§ **Stated goal**
Could you reproduce the entire vignette below on generating gold standard and linkage files, word for word?
══ Selection
Generation of Gold Standard File and Linkage Files

knitr::opts_chunk$set(echo = TRUE)
knitr::opts_knit$set(root.dir = '../') 
library(sdglinkage)
set.seed(1234)

In this vignette, we show how we can use sdglinkage to generate a realistic synthetic gold standard file and how to damage the gold standard file into multiple copies of linkage files that can be used for linkage research.

Usually, when a trusted third party release a dataset to a research organisation, they will remove sensitive identifiers to prevent the data to be linked back to real individuals. In the meanwhile, for research purpose, some organisations will publish the error statistics happened in their dataset. This vignette targets for people from a research organisation that has access to non-sensitive predictor variables and statistics of the error occurred to both predictor variables and sensitive identifiers. And they would like to share a synthetic gold standard and linkage files of this dataset with realistic identifiers to a wider audience. For people from a trusted third party that has the access to sensitive identifiers please see vignette From_Sensitive_Real_Identifiers_to_Synthetic_Identifiers.
════
══ Supplied information
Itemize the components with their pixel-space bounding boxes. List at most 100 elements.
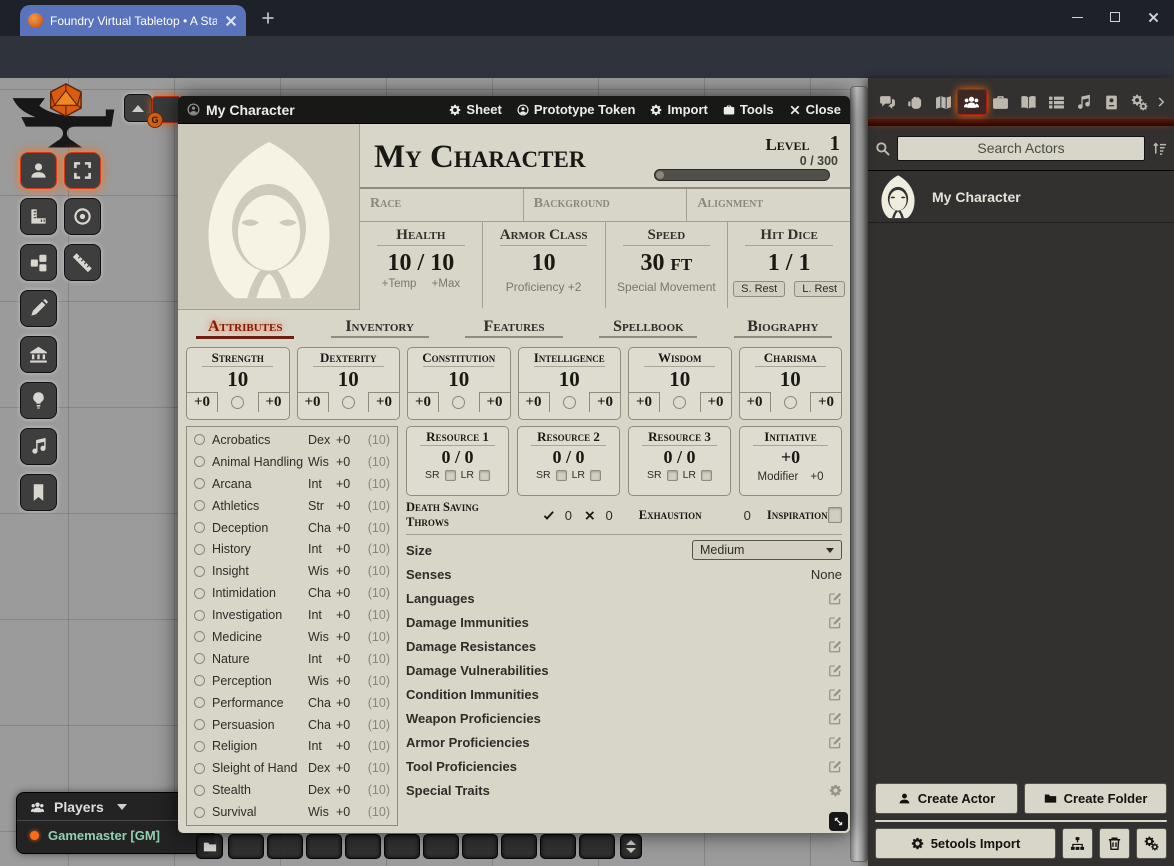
════
§ **Written response**
Generation of Gold Standard File and Linkage Files

knitr::opts_chunk$set(echo = TRUE)
knitr::opts_knit$set(root.dir = '../') 
library(sdglinkage)
set.seed(1234)

In this vignette, we show how we can use sdglinkage to generate a realistic synthetic gold standard file and how to damage the gold standard file into multiple copies of linkage files that can be used for linkage research.

Usually, when a trusted third party release a dataset to a research organisation, they will remove sensitive identifiers to prevent the data to be linked back to real individuals. In the meanwhile, for research purpose, some organisations will publish the error statistics happened in their dataset. This vignette targets for people from a research organisation that has access to non-sensitive predictor variables and statistics of the error occurred to both predictor variables and sensitive identifiers. And they would like to share a synthetic gold standard and linkage files of this dataset with realistic identifiers to a wider audience. For people from a trusted third party that has the access to sensitive identifiers please see vignette From_Sensitive_Real_Identifiers_to_Synthetic_Identifiers.